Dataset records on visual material
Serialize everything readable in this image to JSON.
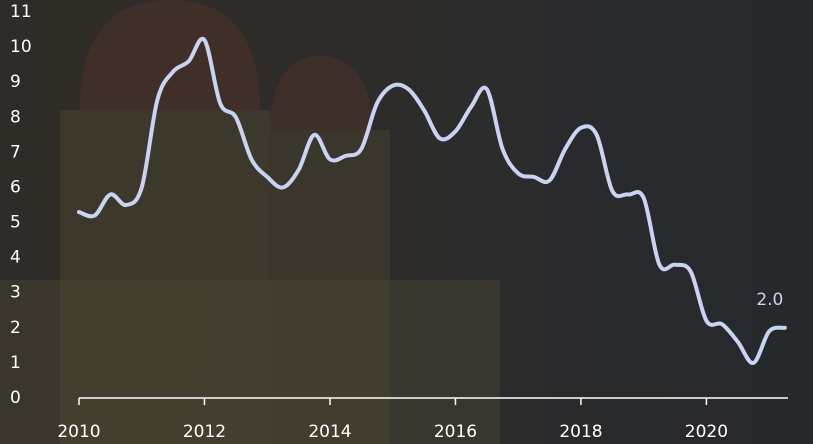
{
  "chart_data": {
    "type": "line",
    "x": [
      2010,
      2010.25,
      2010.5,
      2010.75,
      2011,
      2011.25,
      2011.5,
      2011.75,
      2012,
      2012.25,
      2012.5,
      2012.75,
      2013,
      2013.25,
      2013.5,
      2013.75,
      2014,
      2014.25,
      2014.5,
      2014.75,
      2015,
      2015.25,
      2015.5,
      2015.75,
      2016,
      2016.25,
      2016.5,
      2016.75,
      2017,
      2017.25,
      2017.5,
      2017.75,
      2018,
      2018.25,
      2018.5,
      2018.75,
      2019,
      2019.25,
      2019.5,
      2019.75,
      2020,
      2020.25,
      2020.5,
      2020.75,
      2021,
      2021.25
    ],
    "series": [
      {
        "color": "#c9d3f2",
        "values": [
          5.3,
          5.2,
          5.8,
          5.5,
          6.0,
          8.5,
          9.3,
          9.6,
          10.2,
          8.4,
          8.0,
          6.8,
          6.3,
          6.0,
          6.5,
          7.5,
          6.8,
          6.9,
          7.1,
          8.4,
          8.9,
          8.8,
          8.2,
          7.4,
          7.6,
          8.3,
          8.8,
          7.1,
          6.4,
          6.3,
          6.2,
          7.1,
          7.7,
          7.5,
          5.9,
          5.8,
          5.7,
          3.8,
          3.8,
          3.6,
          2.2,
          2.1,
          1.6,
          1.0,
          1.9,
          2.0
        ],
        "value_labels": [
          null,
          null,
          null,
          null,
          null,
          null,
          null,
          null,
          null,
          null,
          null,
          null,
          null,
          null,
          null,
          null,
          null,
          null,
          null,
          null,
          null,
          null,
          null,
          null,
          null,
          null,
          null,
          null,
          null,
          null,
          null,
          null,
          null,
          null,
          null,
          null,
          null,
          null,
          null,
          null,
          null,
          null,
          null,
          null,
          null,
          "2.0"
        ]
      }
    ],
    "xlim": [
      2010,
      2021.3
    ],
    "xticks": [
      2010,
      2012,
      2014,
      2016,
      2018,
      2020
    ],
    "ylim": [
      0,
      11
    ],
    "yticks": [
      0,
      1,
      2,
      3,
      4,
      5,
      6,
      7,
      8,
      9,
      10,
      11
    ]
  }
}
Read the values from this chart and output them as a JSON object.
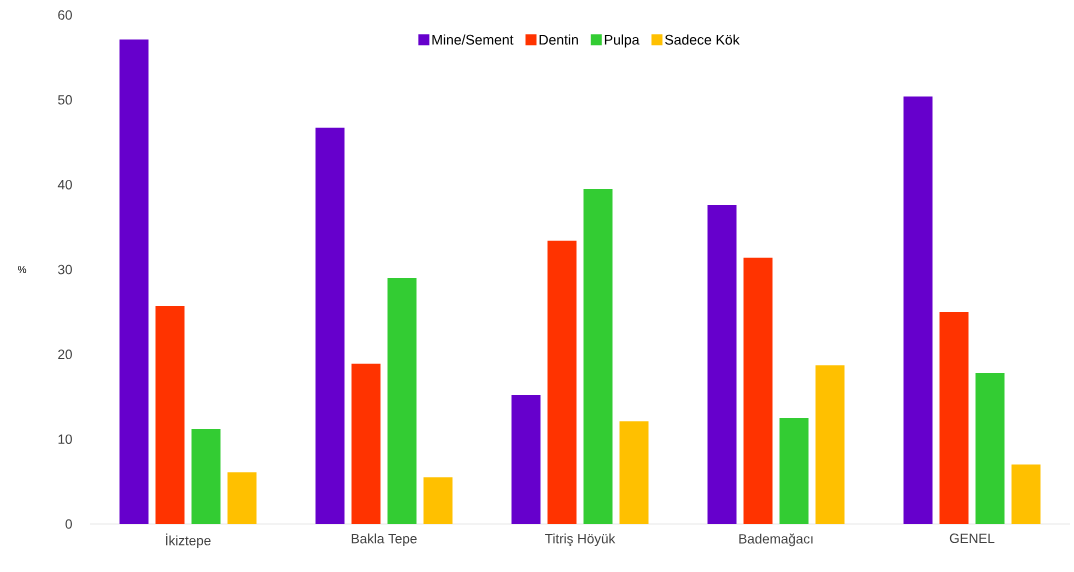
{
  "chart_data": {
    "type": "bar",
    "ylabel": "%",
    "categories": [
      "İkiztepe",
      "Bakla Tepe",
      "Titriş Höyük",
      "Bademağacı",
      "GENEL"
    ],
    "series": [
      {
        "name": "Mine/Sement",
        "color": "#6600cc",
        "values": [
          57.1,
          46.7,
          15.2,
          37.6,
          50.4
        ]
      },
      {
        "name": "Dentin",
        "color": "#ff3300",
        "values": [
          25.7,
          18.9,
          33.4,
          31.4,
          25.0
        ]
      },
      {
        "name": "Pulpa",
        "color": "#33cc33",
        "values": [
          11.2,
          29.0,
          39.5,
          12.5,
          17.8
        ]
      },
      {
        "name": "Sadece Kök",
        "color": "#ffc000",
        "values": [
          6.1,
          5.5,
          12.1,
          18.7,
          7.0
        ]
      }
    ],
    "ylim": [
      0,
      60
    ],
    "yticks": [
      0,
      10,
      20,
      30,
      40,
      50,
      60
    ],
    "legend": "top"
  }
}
...
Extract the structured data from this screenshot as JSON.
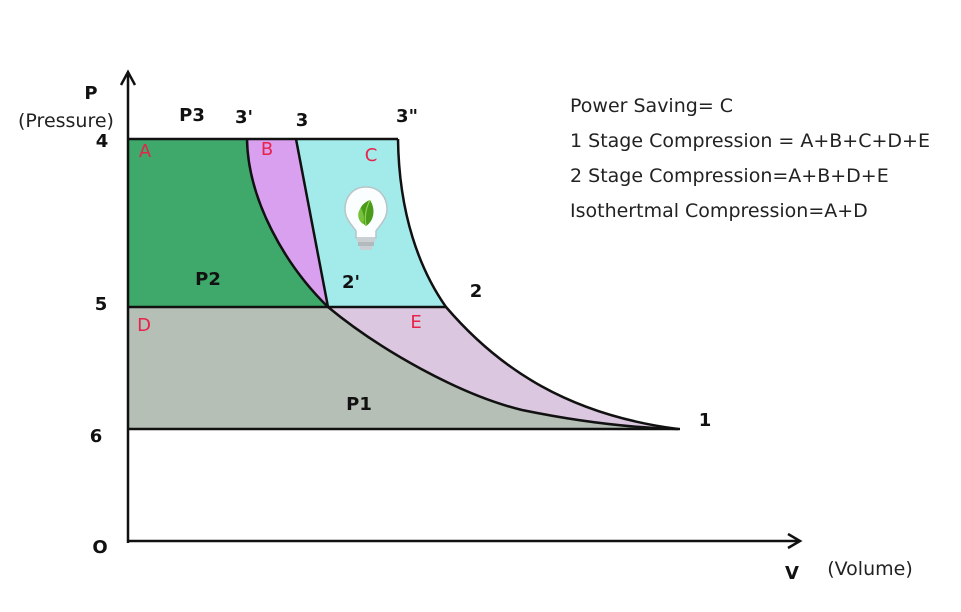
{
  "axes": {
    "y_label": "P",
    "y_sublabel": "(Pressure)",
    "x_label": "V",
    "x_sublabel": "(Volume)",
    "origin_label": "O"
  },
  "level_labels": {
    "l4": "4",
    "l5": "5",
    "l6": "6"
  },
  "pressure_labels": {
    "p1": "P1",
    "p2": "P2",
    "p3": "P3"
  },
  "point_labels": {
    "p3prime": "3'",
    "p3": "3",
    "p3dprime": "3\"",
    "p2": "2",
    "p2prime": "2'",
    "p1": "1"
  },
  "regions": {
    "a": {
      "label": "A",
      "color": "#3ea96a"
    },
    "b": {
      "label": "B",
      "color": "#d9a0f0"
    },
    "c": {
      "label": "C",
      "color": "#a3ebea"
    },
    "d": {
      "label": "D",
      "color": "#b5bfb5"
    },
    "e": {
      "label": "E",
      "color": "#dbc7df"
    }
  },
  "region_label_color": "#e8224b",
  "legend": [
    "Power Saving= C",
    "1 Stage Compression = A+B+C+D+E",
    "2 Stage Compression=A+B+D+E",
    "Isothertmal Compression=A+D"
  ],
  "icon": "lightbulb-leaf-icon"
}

== Objective ==
Pick out the lines that include the word "JSON" and write them out.

== Task result ==
Serialize everything readable in this image to JSON.
Read the values from this chart and output them as a JSON object.
Extract the structured data from this screenshot as JSON.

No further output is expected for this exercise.